IV. ERC's Motion to Strike Certain Evidence (Paper 138)
ERC moves to strike one affidavit and parts of another deposition offered by PCIC in opposition to ERC's summary judgment motions. PCIC's evidence purports to establish through expert testimony the industry custom that reinsurance contracts typically expressly state any nonconcurrency with underlying policies, and that the duty of utmost good faith in the reinsurance relationship requires that the reinsurer alert the reinsured to any nonconcurrency and to any claims received that are not covered or may not be covered. ERC's makes three arguments in support of its motion, which the Court addresses in turn.
A. Admissibility under Daubert
ERC first argues that the testimony is not admissible under Daubert. Vermont adopted Daubert's flexible standard for the admissibility of expert testimony, under Fed. R. Evid. 702, governed by two principles: reliability and relevance. State v. Streich, 658 A.2d 38, 46-47 (Vt. 1995) (adopting and explaining the standard in Daubert v. Merrell Dow Pharm., Inc., 509 U.S. 579 (1993)). Under Daubert, courts measure reliability by considering four nonexclusive factors: whether the testimony (1) is capable of being tested, (2) has been subjected to peer review and publication, (3) has a known rate of error, and (4) has been generally accepted in the relevant community. USGen New England, Inc. v. Town of Rockingham, 862 A.2d 269, 275 (Vt. 2004) (citing Daubert, 509 U.S. at 593-94 and noting that Vermont has also adopted Kumho Tire Co. v. Carmichael, 526 U.S. 137, 141 (1999), extending Daubert to non-scientific expert testimony). Relevancy is essentially determined by considering if the expert's testimony "will assist the trier of fact to understand or determine a fact in issue." Usgen, 862 A.2d at 275.
Although the parties disagree in conclusory fashion over whether the expert testimony at issue meets any of the four factors, the better focus is on the general principles of reliability and relevance, with reference to other reinsurance cases. See State v. Kinney, 762 A.2d 833, 842 (Vt. 2000).

• [PROBLEM 1]:
Decide whether each statement below agrees with the passage on ERC's motion to strike. Answer yes or no for each, quoting the words of the passage that settle it. (a) ERC moves to strike two affidavits offered by PCIC. (b) Vermont adopted the Daubert standard for expert testimony. (c) Under Daubert, courts weigh five factors to measure reliability.
• [PROBLEM 2]:
In the passage on ERC's motion to strike, which two principles govern Vermont's standard for admitting expert testimony?
• [PROBLEM 3]:
Go on with the passage on ERC's motion to strike, starting after its last sentence.

[Annotations of page elements]
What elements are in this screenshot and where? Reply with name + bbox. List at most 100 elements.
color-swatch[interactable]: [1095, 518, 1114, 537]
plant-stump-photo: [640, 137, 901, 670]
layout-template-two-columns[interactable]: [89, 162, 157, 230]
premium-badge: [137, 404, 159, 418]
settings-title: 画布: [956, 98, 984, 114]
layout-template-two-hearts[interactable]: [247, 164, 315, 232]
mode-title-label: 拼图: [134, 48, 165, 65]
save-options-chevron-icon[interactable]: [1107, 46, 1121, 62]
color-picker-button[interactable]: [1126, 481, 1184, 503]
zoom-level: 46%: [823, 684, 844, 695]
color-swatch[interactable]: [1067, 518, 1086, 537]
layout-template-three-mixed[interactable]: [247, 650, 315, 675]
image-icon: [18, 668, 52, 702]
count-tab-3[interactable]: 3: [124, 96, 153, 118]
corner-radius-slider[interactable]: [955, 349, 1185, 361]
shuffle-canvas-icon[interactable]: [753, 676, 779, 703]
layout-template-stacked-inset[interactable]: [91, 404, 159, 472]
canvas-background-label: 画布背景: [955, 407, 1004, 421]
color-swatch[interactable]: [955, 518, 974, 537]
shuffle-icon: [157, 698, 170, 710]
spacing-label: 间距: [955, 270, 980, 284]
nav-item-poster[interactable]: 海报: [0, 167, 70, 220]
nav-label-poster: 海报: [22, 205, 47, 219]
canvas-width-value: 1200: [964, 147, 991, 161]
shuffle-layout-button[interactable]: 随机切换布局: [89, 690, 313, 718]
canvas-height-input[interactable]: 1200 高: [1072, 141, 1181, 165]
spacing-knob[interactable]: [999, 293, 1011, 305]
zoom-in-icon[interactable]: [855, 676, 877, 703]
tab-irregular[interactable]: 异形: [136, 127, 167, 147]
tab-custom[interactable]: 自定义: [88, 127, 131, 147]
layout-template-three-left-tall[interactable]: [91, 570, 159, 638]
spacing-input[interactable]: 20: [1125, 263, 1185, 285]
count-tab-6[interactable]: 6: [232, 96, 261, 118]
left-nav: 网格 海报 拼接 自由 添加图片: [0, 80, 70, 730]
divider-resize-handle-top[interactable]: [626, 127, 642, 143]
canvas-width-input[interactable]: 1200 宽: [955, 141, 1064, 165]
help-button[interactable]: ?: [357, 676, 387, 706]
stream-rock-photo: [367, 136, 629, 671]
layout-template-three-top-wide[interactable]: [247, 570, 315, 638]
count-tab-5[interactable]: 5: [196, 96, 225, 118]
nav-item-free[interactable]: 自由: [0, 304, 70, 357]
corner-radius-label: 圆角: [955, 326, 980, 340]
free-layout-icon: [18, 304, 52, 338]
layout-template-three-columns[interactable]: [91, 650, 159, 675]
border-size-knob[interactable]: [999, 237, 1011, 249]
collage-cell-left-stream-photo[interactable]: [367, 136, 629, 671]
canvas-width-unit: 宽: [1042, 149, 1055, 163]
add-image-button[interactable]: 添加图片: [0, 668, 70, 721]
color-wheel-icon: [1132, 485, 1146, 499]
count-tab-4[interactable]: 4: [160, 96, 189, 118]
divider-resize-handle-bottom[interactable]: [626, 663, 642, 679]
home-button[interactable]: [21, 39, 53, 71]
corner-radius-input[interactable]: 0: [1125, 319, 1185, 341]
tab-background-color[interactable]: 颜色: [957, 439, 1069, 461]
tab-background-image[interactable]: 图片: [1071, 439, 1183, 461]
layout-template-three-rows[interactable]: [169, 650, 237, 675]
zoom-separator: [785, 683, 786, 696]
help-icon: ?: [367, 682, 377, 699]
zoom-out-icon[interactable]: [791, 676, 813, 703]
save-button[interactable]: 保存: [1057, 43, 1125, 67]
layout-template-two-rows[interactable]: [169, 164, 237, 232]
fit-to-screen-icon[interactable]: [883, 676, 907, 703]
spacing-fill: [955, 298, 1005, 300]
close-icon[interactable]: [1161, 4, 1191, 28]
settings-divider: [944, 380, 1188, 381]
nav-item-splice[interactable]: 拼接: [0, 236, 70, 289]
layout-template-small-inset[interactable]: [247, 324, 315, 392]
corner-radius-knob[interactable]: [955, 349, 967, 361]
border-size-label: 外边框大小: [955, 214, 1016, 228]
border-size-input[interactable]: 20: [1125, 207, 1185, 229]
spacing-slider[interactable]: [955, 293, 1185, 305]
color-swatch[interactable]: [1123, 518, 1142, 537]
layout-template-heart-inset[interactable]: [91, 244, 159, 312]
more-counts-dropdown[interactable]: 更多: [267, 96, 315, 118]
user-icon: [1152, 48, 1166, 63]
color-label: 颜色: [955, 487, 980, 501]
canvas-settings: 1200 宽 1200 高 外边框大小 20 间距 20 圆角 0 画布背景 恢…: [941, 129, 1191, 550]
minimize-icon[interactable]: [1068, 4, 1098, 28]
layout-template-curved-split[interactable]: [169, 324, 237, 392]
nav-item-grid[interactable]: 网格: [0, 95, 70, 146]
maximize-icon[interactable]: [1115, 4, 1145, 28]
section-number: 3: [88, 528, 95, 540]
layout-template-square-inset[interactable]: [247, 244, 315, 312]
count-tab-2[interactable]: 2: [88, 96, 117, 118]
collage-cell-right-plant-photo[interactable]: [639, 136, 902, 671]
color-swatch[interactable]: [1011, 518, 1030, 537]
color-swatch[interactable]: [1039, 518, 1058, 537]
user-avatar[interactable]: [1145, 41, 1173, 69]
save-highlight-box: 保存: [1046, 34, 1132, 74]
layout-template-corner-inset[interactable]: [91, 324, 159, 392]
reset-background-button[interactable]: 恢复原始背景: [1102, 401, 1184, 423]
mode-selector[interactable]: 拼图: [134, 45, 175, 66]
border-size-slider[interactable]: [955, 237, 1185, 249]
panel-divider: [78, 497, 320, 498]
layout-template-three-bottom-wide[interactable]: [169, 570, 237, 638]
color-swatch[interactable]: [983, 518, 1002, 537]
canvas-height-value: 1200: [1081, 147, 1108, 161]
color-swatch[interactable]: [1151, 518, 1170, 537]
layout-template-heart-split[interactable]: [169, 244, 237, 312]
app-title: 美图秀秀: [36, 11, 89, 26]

• [RESPONSE 1]:
(a) No: "ERC moves to strike one affidavit and parts of another deposition offered by PCIC"
(b) Yes: "Vermont adopted Daubert's flexible standard for the admissibility of expert testimony"
(c) No: "courts measure reliability by considering four nonexclusive factors"

• [RESPONSE 2]:
Reliability and relevance.

• [RESPONSE 3]:
As to reliability, both experts base their opinions on experience working and researching in the field, and on the facts of the case. (Pl.'s Resp., Paper 154 at 6; Affidavit of Richard T. Waterman, Paper 121 ¶ 9.) This basis has sufficed in other reinsurance disputes. See N. River Ins., 197 F. Supp. 2d at 982, 984; TIG Premier Ins. Co. v. Hartford Acc. & Indem. Co., 35 F. Supp. 2d 348 (S.D.N.Y. 1999) (although neither court addressed Daubert factors); see also Crowley v. Chait, 322 F. Supp. 2d 530, 539 (D.N.J. 2004) (denying motions to strike expert evidence in insurance case on grounds that it failed to meet Daubert's reliability test because, "[i]n such cases of nonscientific testimony, the emphasis is placed not on the methodology of the expert testimony, but on the professional and personal experience of the witness").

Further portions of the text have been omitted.